| Provided passage |
As of the 2020 census, Brownstown had a population of 3,025. The median age was 39.1 years. 25.2% of residents were under the age of 18 and 20.6% of residents were 65 years of age or older. For every 100 females there were 83.4 males, and for every 100 females age 18 and over there were 77.6 males age 18 and over.

0.0% of residents lived in urban areas, while 100.0% lived in rural areas.

There were 1,212 households in Brownstown, of which 31.2% had children under the age of 18 living in them. Of all households, 41.9% were married-couple households, 15.8% were households with a male householder and no spouse or partner present, and 34.8% were households with a female householder and no spouse or partner present. About 32.5% of all households were made up of individuals and 18.1% had someone living alone who was 65 years of age or older.

| Task details |
Retype the part of the Brownstown census passage that begins with the words "0.0% of residents" and stops after the words "was 65 years of age or older.".

Data records:
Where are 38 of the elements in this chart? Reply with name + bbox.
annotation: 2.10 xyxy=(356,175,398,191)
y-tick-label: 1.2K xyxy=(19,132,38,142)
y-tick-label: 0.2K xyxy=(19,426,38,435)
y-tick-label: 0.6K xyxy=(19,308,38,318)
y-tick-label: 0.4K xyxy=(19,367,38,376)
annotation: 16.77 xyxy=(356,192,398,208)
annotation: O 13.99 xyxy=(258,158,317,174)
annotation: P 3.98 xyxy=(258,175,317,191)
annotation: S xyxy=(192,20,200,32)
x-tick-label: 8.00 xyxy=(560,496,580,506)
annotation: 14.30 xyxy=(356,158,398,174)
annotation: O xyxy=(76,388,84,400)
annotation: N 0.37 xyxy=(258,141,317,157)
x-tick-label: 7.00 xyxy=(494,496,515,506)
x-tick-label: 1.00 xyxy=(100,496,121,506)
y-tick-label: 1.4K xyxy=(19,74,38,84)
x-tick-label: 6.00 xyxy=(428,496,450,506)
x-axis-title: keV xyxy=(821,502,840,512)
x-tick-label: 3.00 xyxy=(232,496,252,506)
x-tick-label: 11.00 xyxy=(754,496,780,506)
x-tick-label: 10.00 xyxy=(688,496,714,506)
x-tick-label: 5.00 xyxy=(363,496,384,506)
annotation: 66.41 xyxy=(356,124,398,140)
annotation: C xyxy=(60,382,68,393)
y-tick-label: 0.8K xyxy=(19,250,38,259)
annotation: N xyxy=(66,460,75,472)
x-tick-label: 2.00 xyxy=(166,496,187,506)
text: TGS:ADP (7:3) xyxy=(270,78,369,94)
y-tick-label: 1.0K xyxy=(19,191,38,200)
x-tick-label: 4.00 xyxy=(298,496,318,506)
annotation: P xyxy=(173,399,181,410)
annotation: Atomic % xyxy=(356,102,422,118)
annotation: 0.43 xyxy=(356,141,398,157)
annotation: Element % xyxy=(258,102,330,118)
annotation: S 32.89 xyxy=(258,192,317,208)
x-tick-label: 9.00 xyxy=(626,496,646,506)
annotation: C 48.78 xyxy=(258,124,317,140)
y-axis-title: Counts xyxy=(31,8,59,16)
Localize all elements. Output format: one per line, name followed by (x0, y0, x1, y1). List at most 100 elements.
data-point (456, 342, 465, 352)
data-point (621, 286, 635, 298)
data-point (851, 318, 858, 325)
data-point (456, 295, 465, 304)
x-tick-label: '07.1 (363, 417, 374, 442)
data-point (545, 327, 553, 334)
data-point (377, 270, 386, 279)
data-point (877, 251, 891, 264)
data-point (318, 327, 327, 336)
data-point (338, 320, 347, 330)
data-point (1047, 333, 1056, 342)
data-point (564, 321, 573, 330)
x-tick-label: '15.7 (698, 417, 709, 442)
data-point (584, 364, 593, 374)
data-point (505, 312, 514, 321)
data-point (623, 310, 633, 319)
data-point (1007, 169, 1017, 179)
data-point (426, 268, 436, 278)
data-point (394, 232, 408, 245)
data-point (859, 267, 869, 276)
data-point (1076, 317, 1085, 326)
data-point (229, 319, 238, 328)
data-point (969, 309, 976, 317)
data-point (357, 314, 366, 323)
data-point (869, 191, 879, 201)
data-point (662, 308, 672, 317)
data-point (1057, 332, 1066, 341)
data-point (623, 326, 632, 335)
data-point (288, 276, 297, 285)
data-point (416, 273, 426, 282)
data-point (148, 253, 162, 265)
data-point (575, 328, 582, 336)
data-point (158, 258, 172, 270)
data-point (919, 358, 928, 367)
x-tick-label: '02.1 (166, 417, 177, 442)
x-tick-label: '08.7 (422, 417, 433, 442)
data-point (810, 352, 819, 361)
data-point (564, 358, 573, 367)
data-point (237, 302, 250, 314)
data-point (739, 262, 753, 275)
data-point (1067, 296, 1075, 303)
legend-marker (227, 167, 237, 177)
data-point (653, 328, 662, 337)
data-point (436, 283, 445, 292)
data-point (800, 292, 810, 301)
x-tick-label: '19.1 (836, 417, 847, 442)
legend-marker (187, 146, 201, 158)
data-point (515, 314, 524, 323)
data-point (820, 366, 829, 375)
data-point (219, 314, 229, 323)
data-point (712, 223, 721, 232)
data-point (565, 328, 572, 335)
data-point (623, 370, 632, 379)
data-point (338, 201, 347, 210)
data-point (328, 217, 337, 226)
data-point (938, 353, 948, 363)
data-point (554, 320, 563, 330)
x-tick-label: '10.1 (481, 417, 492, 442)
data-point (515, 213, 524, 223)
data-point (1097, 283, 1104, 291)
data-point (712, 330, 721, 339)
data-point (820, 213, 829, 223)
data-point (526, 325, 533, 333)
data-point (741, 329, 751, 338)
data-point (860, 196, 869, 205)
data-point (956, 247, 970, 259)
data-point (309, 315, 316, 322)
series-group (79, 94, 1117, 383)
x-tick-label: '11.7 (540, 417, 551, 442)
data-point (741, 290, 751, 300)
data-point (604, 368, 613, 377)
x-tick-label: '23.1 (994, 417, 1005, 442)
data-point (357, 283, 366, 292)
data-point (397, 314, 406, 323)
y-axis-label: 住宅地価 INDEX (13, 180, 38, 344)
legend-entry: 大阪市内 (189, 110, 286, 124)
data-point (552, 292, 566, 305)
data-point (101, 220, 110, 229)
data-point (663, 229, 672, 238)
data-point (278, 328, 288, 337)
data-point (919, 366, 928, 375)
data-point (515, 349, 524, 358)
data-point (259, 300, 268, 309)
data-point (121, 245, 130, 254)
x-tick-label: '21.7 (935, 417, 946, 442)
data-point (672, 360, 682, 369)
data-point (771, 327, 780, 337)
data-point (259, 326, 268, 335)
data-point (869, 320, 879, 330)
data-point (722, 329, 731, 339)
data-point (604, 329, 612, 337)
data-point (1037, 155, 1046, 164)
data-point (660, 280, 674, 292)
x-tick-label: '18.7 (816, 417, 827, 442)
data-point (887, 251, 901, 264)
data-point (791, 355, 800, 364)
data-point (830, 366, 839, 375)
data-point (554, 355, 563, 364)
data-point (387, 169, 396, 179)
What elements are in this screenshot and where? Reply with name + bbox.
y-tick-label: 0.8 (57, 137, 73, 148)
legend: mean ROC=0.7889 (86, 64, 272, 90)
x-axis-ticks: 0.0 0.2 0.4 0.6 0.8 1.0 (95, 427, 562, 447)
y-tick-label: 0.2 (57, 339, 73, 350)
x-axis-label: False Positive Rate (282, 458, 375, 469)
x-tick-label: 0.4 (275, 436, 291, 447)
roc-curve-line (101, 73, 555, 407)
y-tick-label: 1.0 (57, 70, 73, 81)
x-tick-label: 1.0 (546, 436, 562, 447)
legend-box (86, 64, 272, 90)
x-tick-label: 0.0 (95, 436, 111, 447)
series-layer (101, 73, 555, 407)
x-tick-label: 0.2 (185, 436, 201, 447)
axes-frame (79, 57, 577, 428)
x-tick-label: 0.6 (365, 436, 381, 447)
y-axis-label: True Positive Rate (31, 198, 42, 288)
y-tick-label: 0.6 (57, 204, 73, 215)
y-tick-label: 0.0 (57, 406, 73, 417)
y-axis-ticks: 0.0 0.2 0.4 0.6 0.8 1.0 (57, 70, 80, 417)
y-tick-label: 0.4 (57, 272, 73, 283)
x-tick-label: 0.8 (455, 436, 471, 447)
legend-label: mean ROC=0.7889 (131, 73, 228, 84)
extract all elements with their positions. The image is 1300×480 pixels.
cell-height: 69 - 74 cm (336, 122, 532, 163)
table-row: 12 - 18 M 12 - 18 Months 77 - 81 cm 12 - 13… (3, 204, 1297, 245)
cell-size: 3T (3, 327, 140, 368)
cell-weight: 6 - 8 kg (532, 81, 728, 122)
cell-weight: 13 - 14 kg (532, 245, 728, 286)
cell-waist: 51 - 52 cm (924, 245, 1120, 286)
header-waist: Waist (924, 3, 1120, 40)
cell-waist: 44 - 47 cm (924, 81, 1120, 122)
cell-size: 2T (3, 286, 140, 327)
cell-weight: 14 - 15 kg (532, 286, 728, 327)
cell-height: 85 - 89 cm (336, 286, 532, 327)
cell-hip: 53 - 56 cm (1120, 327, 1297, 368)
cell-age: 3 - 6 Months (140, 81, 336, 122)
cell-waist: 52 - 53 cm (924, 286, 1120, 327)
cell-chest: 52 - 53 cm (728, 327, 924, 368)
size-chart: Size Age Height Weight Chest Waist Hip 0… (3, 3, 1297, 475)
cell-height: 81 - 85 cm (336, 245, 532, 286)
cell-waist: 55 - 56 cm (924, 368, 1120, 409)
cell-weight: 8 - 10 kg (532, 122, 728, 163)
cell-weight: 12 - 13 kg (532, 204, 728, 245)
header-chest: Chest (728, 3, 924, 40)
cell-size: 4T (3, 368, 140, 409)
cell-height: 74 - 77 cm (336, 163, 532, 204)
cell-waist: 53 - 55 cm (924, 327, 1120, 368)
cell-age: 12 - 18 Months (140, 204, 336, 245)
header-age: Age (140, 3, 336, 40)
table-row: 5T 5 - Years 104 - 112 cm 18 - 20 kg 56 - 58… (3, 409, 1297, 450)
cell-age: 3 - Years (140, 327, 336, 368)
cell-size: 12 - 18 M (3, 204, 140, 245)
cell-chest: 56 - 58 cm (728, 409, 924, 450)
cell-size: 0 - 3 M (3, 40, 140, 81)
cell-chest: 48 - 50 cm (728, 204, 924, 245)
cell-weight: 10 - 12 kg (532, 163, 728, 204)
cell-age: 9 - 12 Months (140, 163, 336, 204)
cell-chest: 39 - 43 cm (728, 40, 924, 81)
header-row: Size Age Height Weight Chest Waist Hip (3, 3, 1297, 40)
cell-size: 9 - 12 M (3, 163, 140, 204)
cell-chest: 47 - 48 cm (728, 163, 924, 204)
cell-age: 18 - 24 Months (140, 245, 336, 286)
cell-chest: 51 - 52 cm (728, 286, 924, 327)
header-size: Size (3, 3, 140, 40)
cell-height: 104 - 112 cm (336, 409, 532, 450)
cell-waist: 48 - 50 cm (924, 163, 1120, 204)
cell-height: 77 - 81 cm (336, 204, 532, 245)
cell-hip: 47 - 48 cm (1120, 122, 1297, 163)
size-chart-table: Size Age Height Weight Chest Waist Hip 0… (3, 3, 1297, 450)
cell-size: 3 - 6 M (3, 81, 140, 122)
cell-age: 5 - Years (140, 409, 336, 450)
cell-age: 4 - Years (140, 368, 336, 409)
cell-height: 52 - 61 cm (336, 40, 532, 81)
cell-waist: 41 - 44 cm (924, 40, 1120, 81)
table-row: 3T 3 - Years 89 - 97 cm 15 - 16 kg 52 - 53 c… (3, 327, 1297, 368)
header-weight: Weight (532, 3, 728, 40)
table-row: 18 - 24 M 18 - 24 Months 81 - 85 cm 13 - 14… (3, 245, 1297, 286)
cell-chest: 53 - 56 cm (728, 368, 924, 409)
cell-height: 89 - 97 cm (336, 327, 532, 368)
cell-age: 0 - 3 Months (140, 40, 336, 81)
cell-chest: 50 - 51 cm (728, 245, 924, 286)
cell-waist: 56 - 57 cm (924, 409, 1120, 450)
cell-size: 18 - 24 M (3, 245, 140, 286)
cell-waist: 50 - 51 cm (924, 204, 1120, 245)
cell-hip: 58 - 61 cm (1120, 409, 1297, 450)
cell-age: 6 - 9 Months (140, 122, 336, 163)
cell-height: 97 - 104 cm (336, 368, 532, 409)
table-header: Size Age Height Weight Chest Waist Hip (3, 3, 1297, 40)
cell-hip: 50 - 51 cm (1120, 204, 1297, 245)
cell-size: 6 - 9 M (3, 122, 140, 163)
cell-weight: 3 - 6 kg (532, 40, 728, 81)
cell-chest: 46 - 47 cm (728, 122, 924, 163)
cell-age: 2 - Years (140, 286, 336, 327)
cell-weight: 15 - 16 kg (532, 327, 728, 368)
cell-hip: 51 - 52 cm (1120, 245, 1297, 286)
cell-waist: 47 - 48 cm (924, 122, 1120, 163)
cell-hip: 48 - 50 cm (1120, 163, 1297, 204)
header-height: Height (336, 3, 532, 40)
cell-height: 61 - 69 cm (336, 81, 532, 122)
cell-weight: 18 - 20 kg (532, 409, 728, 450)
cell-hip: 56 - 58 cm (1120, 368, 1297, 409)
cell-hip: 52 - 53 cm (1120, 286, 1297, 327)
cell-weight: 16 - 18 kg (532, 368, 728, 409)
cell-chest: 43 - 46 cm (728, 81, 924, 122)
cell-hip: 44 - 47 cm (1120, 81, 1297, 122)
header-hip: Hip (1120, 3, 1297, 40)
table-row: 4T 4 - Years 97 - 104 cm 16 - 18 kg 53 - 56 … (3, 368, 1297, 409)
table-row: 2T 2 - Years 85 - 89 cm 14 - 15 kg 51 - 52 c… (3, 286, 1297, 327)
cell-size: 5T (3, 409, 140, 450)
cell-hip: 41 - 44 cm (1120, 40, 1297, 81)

| Output for this task |
0.0% of residents lived in urban areas, while 100.0% lived in rural areas.

There were 1,212 households in Brownstown, of which 31.2% had children under the age of 18 living in them. Of all households, 41.9% were married-couple households, 15.8% were households with a male householder and no spouse or partner present, and 34.8% were households with a female householder and no spouse or partner present. About 32.5% of all households were made up of individuals and 18.1% had someone living alone who was 65 years of age or older.